— start of Material supplied —

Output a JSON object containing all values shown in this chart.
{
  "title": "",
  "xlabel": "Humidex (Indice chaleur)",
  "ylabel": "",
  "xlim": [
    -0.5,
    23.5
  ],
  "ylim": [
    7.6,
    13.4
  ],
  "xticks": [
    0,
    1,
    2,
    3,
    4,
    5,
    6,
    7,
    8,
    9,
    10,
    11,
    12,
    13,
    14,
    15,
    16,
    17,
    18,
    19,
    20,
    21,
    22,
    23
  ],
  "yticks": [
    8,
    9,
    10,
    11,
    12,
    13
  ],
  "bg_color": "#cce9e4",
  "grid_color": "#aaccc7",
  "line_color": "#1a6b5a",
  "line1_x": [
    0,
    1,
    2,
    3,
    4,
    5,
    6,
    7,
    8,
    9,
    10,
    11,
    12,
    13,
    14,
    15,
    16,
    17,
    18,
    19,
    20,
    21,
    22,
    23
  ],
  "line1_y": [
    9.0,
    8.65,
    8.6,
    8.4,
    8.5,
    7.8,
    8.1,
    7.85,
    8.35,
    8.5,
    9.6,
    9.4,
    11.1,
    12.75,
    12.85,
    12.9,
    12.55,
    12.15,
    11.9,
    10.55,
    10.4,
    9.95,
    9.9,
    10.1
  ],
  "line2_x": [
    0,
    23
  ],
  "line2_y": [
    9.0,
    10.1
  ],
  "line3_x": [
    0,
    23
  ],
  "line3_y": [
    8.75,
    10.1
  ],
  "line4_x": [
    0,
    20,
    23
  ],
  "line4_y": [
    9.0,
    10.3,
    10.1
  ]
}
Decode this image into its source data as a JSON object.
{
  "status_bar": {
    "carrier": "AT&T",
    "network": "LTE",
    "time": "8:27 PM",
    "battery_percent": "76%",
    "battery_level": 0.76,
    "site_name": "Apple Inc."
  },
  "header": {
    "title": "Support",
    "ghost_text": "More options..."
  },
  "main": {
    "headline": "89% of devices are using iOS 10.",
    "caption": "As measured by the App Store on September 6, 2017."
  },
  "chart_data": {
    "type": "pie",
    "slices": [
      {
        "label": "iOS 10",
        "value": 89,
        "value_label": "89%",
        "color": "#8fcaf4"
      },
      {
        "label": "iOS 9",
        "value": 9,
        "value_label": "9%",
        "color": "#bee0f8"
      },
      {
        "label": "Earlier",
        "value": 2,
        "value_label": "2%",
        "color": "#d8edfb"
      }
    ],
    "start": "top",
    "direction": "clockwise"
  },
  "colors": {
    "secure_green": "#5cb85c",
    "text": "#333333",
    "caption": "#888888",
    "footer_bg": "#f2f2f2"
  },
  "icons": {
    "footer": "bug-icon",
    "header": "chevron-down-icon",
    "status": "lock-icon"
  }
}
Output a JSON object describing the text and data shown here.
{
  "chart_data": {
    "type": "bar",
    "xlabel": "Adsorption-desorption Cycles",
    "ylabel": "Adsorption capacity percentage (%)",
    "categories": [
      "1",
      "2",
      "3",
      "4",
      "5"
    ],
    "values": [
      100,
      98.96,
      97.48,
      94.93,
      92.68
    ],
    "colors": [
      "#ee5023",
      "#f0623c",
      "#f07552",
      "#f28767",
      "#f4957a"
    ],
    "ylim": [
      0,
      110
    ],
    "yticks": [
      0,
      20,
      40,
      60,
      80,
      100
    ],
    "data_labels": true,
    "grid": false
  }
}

— end of Material supplied —

→ What you are asked to do
State how many lines of the listing include "caption", and nothing more.

→ Solution for this problem
2